-- start of Provided data --
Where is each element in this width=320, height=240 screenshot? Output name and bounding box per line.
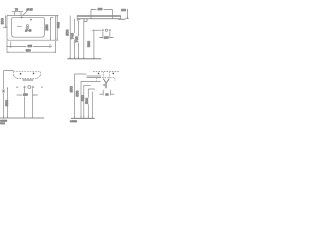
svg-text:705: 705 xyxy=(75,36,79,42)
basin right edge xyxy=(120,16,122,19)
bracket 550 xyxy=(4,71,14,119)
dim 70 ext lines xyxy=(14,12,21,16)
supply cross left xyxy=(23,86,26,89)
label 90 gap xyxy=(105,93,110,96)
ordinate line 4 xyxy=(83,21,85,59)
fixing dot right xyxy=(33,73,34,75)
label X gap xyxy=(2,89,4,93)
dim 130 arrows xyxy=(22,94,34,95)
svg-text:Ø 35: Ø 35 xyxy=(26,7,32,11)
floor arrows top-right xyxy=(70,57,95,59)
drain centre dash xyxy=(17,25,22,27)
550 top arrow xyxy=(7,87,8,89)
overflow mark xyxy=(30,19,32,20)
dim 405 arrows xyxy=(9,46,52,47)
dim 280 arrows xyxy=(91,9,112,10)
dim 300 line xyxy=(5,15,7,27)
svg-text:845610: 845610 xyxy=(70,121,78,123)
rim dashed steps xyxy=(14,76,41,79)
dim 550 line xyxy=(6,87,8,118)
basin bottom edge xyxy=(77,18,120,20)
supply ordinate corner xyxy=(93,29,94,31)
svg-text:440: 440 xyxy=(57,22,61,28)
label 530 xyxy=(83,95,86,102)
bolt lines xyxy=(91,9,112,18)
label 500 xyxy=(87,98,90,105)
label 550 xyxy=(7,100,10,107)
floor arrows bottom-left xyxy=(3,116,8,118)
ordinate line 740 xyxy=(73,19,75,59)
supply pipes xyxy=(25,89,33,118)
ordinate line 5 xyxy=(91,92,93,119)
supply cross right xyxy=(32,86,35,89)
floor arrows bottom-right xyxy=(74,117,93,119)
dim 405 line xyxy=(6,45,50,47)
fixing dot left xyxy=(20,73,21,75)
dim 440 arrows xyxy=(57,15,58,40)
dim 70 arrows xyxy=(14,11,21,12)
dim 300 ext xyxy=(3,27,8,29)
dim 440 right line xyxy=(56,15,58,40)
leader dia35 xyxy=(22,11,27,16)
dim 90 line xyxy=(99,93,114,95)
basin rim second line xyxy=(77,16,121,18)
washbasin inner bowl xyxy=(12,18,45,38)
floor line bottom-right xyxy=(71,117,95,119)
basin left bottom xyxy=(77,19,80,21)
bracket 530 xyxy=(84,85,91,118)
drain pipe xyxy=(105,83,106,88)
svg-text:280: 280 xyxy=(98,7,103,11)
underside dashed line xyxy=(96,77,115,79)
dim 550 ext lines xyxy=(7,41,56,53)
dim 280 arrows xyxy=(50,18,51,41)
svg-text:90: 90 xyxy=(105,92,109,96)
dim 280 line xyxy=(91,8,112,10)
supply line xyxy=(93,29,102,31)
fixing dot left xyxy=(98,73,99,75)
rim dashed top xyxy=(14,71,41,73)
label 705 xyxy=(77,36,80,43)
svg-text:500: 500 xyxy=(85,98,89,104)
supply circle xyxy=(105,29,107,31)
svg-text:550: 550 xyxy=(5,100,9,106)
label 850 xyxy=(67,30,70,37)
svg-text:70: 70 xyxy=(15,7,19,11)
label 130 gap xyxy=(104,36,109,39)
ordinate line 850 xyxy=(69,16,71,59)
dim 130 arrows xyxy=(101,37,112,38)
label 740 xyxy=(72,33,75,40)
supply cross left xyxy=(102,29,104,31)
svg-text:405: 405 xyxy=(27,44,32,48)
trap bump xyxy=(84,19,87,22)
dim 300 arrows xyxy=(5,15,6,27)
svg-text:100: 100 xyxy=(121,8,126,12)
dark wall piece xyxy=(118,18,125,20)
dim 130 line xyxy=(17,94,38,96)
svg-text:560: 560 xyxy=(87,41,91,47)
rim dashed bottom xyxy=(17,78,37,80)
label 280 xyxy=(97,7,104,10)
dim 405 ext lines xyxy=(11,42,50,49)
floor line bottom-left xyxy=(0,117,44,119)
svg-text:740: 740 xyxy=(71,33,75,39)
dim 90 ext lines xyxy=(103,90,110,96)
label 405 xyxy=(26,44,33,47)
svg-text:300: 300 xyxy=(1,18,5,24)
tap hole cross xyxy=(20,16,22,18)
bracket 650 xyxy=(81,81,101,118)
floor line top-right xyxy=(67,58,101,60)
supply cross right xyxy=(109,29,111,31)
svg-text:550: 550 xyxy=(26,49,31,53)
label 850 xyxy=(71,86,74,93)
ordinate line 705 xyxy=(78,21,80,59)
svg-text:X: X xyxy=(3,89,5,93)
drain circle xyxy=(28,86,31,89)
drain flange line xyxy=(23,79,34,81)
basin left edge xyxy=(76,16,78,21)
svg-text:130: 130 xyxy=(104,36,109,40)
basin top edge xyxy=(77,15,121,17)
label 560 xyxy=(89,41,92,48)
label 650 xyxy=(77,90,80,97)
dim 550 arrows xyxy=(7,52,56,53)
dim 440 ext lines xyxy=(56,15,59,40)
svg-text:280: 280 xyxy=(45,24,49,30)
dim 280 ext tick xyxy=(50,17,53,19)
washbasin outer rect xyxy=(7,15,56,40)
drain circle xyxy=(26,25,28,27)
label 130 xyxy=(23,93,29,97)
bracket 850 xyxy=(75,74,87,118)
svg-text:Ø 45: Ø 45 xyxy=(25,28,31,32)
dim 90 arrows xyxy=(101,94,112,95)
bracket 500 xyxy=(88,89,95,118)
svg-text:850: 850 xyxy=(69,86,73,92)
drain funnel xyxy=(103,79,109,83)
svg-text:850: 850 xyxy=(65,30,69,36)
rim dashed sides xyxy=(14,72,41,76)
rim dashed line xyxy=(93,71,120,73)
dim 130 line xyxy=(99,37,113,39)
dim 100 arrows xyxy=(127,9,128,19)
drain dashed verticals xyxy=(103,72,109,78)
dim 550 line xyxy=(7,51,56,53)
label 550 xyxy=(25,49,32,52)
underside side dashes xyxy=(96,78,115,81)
-- end of Provided data --
Replace "bracket" with "support" throughout the records above and write them out again with everything else unchanged, leaving out the pictures.

Task response
Where is each element in this width=320, height=240 screenshot? Output name and bounding box per line.
svg-text:705: 705 xyxy=(75,36,79,42)
basin right edge xyxy=(120,16,122,19)
support 550 xyxy=(4,71,14,119)
dim 70 ext lines xyxy=(14,12,21,16)
supply cross left xyxy=(23,86,26,89)
label 90 gap xyxy=(105,93,110,96)
ordinate line 4 xyxy=(83,21,85,59)
fixing dot right xyxy=(33,73,34,75)
label X gap xyxy=(2,89,4,93)
dim 130 arrows xyxy=(22,94,34,95)
svg-text:Ø 35: Ø 35 xyxy=(26,7,32,11)
floor arrows top-right xyxy=(70,57,95,59)
drain centre dash xyxy=(17,25,22,27)
550 top arrow xyxy=(7,87,8,89)
overflow mark xyxy=(30,19,32,20)
dim 405 arrows xyxy=(9,46,52,47)
dim 280 arrows xyxy=(91,9,112,10)
dim 300 line xyxy=(5,15,7,27)
svg-text:845610: 845610 xyxy=(70,121,78,123)
rim dashed steps xyxy=(14,76,41,79)
dim 550 line xyxy=(6,87,8,118)
basin bottom edge xyxy=(77,18,120,20)
supply ordinate corner xyxy=(93,29,94,31)
svg-text:440: 440 xyxy=(57,22,61,28)
label 530 xyxy=(83,95,86,102)
bolt lines xyxy=(91,9,112,18)
label 500 xyxy=(87,98,90,105)
label 550 xyxy=(7,100,10,107)
floor arrows bottom-left xyxy=(3,116,8,118)
ordinate line 740 xyxy=(73,19,75,59)
supply pipes xyxy=(25,89,33,118)
ordinate line 5 xyxy=(91,92,93,119)
supply cross right xyxy=(32,86,35,89)
floor arrows bottom-right xyxy=(74,117,93,119)
dim 405 line xyxy=(6,45,50,47)
fixing dot left xyxy=(20,73,21,75)
dim 440 arrows xyxy=(57,15,58,40)
dim 70 arrows xyxy=(14,11,21,12)
dim 300 ext xyxy=(3,27,8,29)
dim 440 right line xyxy=(56,15,58,40)
leader dia35 xyxy=(22,11,27,16)
dim 90 line xyxy=(99,93,114,95)
basin rim second line xyxy=(77,16,121,18)
washbasin inner bowl xyxy=(12,18,45,38)
floor line bottom-right xyxy=(71,117,95,119)
basin left bottom xyxy=(77,19,80,21)
support 530 xyxy=(84,85,91,118)
drain pipe xyxy=(105,83,106,88)
svg-text:280: 280 xyxy=(98,7,103,11)
underside dashed line xyxy=(96,77,115,79)
dim 550 ext lines xyxy=(7,41,56,53)
dim 280 arrows xyxy=(50,18,51,41)
svg-text:90: 90 xyxy=(105,92,109,96)
dim 280 line xyxy=(91,8,112,10)
supply line xyxy=(93,29,102,31)
fixing dot left xyxy=(98,73,99,75)
rim dashed top xyxy=(14,71,41,73)
label 705 xyxy=(77,36,80,43)
svg-text:500: 500 xyxy=(85,98,89,104)
supply circle xyxy=(105,29,107,31)
svg-text:550: 550 xyxy=(5,100,9,106)
label 850 xyxy=(67,30,70,37)
svg-text:70: 70 xyxy=(15,7,19,11)
label 130 gap xyxy=(104,36,109,39)
ordinate line 850 xyxy=(69,16,71,59)
dim 130 arrows xyxy=(101,37,112,38)
label 740 xyxy=(72,33,75,40)
supply cross left xyxy=(102,29,104,31)
svg-text:405: 405 xyxy=(27,44,32,48)
trap bump xyxy=(84,19,87,22)
dim 300 arrows xyxy=(5,15,6,27)
svg-text:100: 100 xyxy=(121,8,126,12)
dark wall piece xyxy=(118,18,125,20)
dim 130 line xyxy=(17,94,38,96)
svg-text:560: 560 xyxy=(87,41,91,47)
rim dashed bottom xyxy=(17,78,37,80)
label 280 xyxy=(97,7,104,10)
dim 405 ext lines xyxy=(11,42,50,49)
floor line bottom-left xyxy=(0,117,44,119)
svg-text:740: 740 xyxy=(71,33,75,39)
dim 90 ext lines xyxy=(103,90,110,96)
label 405 xyxy=(26,44,33,47)
svg-text:300: 300 xyxy=(1,18,5,24)
tap hole cross xyxy=(20,16,22,18)
support 650 xyxy=(81,81,101,118)
floor line top-right xyxy=(67,58,101,60)
supply cross right xyxy=(109,29,111,31)
svg-text:550: 550 xyxy=(26,49,31,53)
label 850 xyxy=(71,86,74,93)
ordinate line 705 xyxy=(78,21,80,59)
svg-text:X: X xyxy=(3,89,5,93)
drain circle xyxy=(28,86,31,89)
drain flange line xyxy=(23,79,34,81)
basin left edge xyxy=(76,16,78,21)
svg-text:130: 130 xyxy=(104,36,109,40)
basin top edge xyxy=(77,15,121,17)
label 560 xyxy=(89,41,92,48)
label 650 xyxy=(77,90,80,97)
dim 550 arrows xyxy=(7,52,56,53)
dim 440 ext lines xyxy=(56,15,59,40)
svg-text:280: 280 xyxy=(45,24,49,30)
dim 280 ext tick xyxy=(50,17,53,19)
washbasin outer rect xyxy=(7,15,56,40)
drain circle xyxy=(26,25,28,27)
label 130 xyxy=(23,93,29,97)
support 850 xyxy=(75,74,87,118)
svg-text:Ø 45: Ø 45 xyxy=(25,28,31,32)
dim 90 arrows xyxy=(101,94,112,95)
support 500 xyxy=(88,89,95,118)
svg-text:850: 850 xyxy=(69,86,73,92)
drain funnel xyxy=(103,79,109,83)
svg-text:850: 850 xyxy=(65,30,69,36)
rim dashed sides xyxy=(14,72,41,76)
rim dashed line xyxy=(93,71,120,73)
dim 130 line xyxy=(99,37,113,39)
dim 100 arrows xyxy=(127,9,128,19)
drain dashed verticals xyxy=(103,72,109,78)
dim 550 line xyxy=(7,51,56,53)
label 550 xyxy=(25,49,32,52)
underside side dashes xyxy=(96,78,115,81)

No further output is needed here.